## begin

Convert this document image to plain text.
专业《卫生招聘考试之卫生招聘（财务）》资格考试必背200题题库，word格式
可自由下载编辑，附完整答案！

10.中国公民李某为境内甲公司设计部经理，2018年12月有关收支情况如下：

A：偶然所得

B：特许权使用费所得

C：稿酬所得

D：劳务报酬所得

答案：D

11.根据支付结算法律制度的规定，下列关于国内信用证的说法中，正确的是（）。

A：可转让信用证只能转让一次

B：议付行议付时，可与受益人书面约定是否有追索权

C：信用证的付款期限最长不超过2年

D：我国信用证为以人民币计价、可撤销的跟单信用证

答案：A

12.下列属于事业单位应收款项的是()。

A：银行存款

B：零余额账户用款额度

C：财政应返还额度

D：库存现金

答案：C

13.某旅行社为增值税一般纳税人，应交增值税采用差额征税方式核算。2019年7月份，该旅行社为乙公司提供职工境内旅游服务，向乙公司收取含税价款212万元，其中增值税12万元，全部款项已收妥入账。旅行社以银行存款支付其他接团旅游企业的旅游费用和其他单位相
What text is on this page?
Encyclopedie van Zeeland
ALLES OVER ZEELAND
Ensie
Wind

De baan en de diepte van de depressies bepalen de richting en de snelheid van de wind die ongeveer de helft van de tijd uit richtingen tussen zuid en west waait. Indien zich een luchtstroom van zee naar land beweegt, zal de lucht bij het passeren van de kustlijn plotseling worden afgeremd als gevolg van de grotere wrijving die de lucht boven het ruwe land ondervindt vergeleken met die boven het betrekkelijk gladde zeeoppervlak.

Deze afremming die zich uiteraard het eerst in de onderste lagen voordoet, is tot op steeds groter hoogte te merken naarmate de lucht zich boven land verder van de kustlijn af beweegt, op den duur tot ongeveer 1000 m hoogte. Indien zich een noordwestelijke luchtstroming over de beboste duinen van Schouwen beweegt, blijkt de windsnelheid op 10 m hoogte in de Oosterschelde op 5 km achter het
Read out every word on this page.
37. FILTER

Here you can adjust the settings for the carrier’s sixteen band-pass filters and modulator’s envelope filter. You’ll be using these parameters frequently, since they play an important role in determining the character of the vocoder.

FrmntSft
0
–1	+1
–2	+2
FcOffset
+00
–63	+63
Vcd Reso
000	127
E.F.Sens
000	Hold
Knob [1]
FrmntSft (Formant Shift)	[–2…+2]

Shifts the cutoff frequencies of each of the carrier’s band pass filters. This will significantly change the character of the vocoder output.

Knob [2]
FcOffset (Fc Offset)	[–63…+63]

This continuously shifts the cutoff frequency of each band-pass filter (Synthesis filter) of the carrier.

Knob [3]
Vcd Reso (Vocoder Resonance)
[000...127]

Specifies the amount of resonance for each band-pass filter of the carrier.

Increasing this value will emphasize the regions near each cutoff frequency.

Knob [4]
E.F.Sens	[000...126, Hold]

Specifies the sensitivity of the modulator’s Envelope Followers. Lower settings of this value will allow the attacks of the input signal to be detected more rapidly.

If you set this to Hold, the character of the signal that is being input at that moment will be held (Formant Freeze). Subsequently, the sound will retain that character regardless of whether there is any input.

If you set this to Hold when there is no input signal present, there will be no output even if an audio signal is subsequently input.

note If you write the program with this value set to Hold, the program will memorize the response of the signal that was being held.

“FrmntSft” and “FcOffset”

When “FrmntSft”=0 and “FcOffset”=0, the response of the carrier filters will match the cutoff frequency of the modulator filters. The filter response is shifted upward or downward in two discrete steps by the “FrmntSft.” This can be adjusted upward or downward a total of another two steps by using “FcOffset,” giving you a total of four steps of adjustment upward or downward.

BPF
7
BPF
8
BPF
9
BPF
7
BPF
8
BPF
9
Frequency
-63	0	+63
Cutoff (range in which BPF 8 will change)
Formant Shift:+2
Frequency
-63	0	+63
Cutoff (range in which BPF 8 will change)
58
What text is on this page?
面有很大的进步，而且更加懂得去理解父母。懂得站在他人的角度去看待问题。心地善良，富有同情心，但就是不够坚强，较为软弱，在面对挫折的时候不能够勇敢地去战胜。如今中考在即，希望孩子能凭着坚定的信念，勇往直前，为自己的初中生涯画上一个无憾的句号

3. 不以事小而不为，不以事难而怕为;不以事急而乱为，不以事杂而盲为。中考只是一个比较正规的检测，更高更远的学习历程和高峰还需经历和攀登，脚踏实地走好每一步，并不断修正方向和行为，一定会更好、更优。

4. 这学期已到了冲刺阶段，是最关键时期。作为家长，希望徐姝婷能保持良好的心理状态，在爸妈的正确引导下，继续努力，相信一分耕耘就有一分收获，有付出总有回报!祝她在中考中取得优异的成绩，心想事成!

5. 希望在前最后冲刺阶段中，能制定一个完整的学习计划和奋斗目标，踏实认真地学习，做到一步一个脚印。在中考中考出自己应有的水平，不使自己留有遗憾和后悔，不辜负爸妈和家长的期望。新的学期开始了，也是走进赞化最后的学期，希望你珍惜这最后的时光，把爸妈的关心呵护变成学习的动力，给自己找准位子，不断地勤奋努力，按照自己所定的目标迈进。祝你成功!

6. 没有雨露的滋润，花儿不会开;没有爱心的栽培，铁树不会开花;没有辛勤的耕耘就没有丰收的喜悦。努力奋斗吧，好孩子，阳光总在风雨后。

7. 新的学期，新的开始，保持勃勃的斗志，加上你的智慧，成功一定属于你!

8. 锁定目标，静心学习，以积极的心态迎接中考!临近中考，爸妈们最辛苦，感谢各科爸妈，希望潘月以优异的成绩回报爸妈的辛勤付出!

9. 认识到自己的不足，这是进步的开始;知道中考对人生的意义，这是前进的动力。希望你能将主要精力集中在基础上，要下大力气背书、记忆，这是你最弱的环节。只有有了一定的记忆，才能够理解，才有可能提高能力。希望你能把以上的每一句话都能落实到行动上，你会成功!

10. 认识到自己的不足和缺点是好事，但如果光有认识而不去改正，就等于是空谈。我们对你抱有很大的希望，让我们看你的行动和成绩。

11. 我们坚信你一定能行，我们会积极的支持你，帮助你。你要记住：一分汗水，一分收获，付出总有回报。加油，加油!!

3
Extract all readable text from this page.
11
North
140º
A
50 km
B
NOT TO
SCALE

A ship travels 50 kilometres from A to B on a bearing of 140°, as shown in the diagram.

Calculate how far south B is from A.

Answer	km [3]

## end

◆ PROBLEM TO SOLVE
Scan the data above; copy every line where "there" appears.

◆ EXERCISE ANSWER
If you set this to Hold, the character of the signal that is being input at that moment will be held (Formant Freeze). Subsequently, the sound will retain that character regardless of whether there is any input.
If you set this to Hold when there is no input signal present, there will be no output even if an audio signal is subsequently input.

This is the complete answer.